= Problem statement =
Reproduce every row below line for line and without any change, leaving out the pictures.
***** Materials provided *****
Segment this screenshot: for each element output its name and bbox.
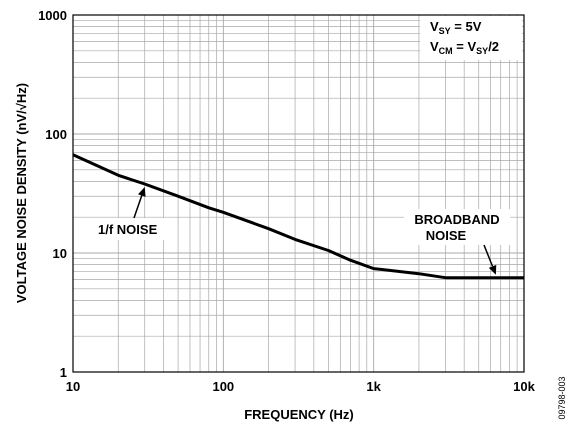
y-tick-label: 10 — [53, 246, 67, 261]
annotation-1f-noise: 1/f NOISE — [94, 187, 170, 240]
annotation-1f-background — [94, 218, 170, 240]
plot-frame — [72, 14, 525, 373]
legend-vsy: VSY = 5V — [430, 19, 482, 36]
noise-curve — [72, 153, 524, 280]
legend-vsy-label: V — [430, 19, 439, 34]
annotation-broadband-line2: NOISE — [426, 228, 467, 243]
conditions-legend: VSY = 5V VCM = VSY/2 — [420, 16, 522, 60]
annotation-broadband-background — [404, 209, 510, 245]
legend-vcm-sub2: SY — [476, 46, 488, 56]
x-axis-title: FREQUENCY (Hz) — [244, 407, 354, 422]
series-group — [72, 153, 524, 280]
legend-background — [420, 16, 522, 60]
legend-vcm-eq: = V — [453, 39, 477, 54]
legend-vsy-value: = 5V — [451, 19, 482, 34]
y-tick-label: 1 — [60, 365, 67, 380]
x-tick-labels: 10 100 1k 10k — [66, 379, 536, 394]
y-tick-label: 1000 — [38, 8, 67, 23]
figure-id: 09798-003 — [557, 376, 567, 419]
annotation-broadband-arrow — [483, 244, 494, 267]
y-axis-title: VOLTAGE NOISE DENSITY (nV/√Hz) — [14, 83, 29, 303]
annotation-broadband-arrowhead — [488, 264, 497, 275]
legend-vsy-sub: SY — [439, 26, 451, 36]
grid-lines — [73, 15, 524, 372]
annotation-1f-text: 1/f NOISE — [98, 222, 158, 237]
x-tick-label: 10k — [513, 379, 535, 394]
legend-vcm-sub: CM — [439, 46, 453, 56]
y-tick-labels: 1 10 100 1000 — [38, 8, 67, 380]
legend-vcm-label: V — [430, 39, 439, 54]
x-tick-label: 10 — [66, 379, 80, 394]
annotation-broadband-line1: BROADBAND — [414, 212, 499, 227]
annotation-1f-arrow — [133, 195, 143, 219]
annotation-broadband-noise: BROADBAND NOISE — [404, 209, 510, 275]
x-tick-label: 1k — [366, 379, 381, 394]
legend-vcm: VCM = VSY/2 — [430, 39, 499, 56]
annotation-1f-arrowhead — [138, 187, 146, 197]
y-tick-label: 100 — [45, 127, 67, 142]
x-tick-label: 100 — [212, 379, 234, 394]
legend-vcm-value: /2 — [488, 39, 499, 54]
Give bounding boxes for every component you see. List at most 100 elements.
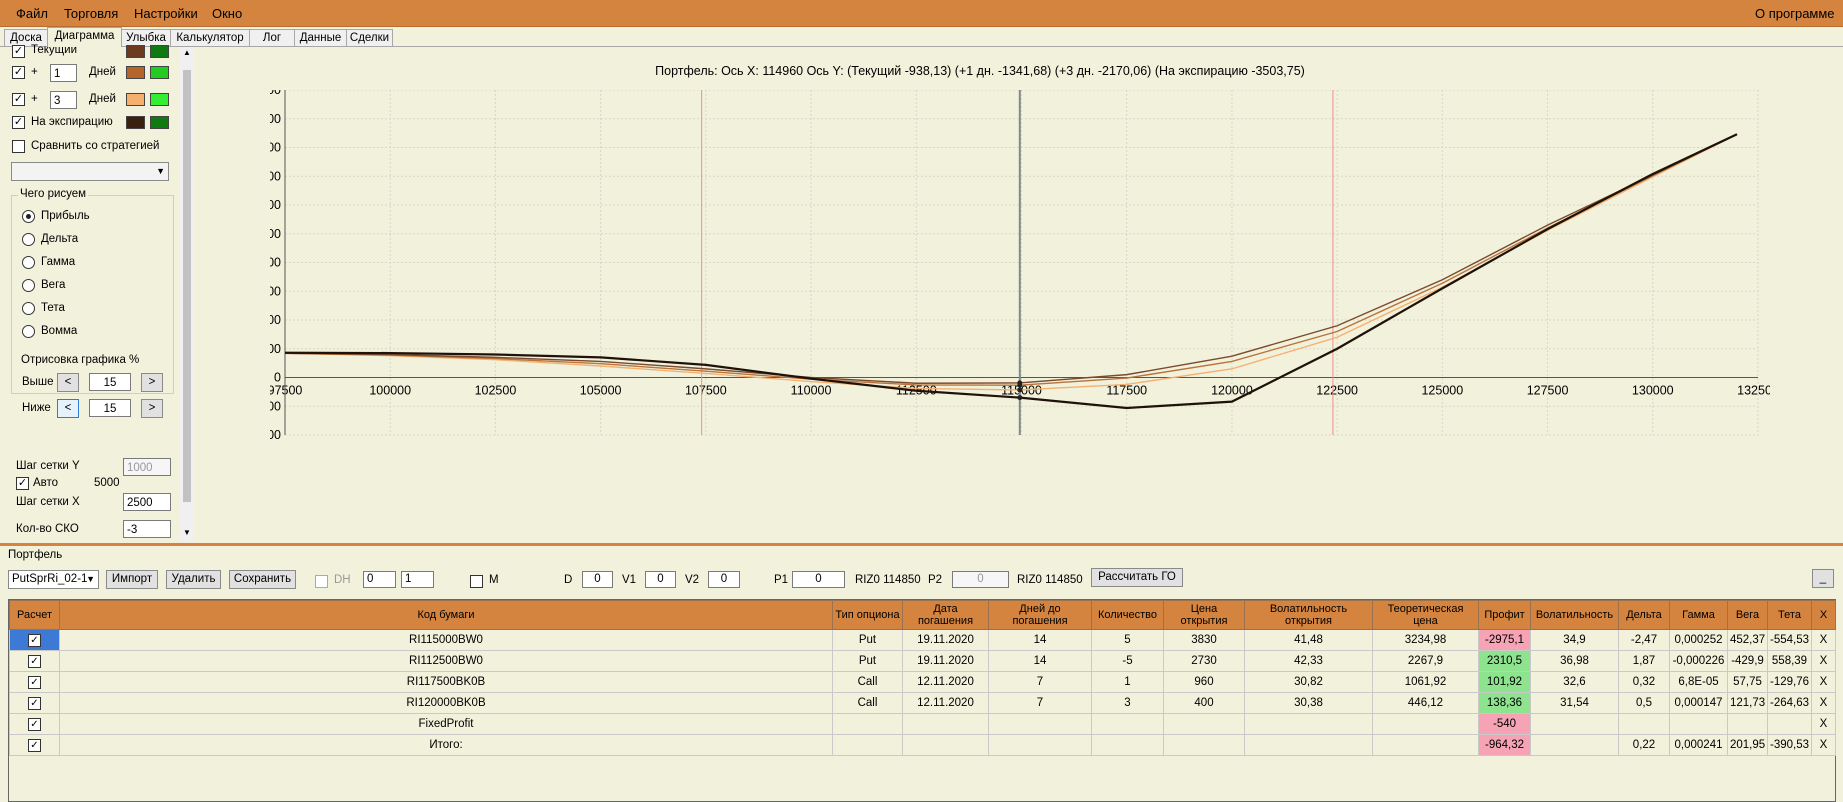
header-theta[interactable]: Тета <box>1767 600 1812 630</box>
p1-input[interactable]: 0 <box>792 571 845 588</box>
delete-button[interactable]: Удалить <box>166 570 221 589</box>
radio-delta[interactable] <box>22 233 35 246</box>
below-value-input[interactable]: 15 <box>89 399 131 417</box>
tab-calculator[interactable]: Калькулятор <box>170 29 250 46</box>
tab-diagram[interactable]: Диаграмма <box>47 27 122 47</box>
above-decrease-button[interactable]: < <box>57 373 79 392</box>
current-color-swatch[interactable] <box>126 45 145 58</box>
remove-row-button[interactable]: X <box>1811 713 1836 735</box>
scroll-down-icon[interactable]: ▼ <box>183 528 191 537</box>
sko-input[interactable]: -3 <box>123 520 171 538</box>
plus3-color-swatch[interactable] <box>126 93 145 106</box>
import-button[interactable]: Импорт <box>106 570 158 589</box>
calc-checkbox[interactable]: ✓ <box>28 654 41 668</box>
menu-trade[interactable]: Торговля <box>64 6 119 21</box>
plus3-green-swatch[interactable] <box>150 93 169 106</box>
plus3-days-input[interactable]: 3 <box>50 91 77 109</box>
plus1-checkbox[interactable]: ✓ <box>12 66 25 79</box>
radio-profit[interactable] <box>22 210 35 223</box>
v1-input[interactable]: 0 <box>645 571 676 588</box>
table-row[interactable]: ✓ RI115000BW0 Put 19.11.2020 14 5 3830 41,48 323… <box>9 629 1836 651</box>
*****
= Reply =
Segment this screenshot: for each element output its name and bbox.
y-tick-label: 10 — [53, 246, 67, 261]
annotation-1f-noise: 1/f NOISE — [94, 187, 170, 240]
annotation-1f-background — [94, 218, 170, 240]
plot-frame — [72, 14, 525, 373]
legend-vsy: VSY = 5V — [430, 19, 482, 36]
noise-curve — [72, 153, 524, 280]
legend-vsy-label: V — [430, 19, 439, 34]
annotation-broadband-line2: NOISE — [426, 228, 467, 243]
conditions-legend: VSY = 5V VCM = VSY/2 — [420, 16, 522, 60]
annotation-broadband-background — [404, 209, 510, 245]
legend-vcm-sub2: SY — [476, 46, 488, 56]
x-axis-title: FREQUENCY (Hz) — [244, 407, 354, 422]
series-group — [72, 153, 524, 280]
legend-background — [420, 16, 522, 60]
legend-vcm-eq: = V — [453, 39, 477, 54]
legend-vsy-value: = 5V — [451, 19, 482, 34]
y-tick-label: 1 — [60, 365, 67, 380]
x-tick-labels: 10 100 1k 10k — [66, 379, 536, 394]
y-tick-label: 1000 — [38, 8, 67, 23]
figure-id: 09798-003 — [557, 376, 567, 419]
annotation-broadband-arrow — [483, 244, 494, 267]
y-axis-title: VOLTAGE NOISE DENSITY (nV/√Hz) — [14, 83, 29, 303]
annotation-broadband-arrowhead — [488, 264, 497, 275]
legend-vsy-sub: SY — [439, 26, 451, 36]
grid-lines — [73, 15, 524, 372]
annotation-1f-text: 1/f NOISE — [98, 222, 158, 237]
x-tick-label: 10k — [513, 379, 535, 394]
legend-vcm-sub: CM — [439, 46, 453, 56]
y-tick-labels: 1 10 100 1000 — [38, 8, 67, 380]
legend-vcm-label: V — [430, 39, 439, 54]
x-tick-label: 10 — [66, 379, 80, 394]
annotation-broadband-line1: BROADBAND — [414, 212, 499, 227]
annotation-1f-arrow — [133, 195, 143, 219]
annotation-broadband-noise: BROADBAND NOISE — [404, 209, 510, 275]
x-tick-label: 1k — [366, 379, 381, 394]
legend-vcm: VCM = VSY/2 — [430, 39, 499, 56]
annotation-1f-arrowhead — [138, 187, 146, 197]
y-tick-label: 100 — [45, 127, 67, 142]
x-tick-label: 100 — [212, 379, 234, 394]
legend-vcm-value: /2 — [488, 39, 499, 54]
Give bounding boxes for every component you see. List at most 100 elements.
header-theta[interactable]: Тета <box>1767 600 1812 630</box>
p1-input[interactable]: 0 <box>792 571 845 588</box>
delete-button[interactable]: Удалить <box>166 570 221 589</box>
radio-delta[interactable] <box>22 233 35 246</box>
below-value-input[interactable]: 15 <box>89 399 131 417</box>
tab-calculator[interactable]: Калькулятор <box>170 29 250 46</box>
tab-diagram[interactable]: Диаграмма <box>47 27 122 47</box>
above-decrease-button[interactable]: < <box>57 373 79 392</box>
current-color-swatch[interactable] <box>126 45 145 58</box>
remove-row-button[interactable]: X <box>1811 713 1836 735</box>
scroll-down-icon[interactable]: ▼ <box>183 528 191 537</box>
sko-input[interactable]: -3 <box>123 520 171 538</box>
plus3-color-swatch[interactable] <box>126 93 145 106</box>
import-button[interactable]: Импорт <box>106 570 158 589</box>
calc-checkbox[interactable]: ✓ <box>28 654 41 668</box>
menu-trade[interactable]: Торговля <box>64 6 119 21</box>
plus3-green-swatch[interactable] <box>150 93 169 106</box>
plus3-days-input[interactable]: 3 <box>50 91 77 109</box>
plus1-checkbox[interactable]: ✓ <box>12 66 25 79</box>
radio-profit[interactable] <box>22 210 35 223</box>
v1-input[interactable]: 0 <box>645 571 676 588</box>
table-row[interactable]: ✓ RI115000BW0 Put 19.11.2020 14 5 3830 41,48 323… <box>9 629 1836 651</box>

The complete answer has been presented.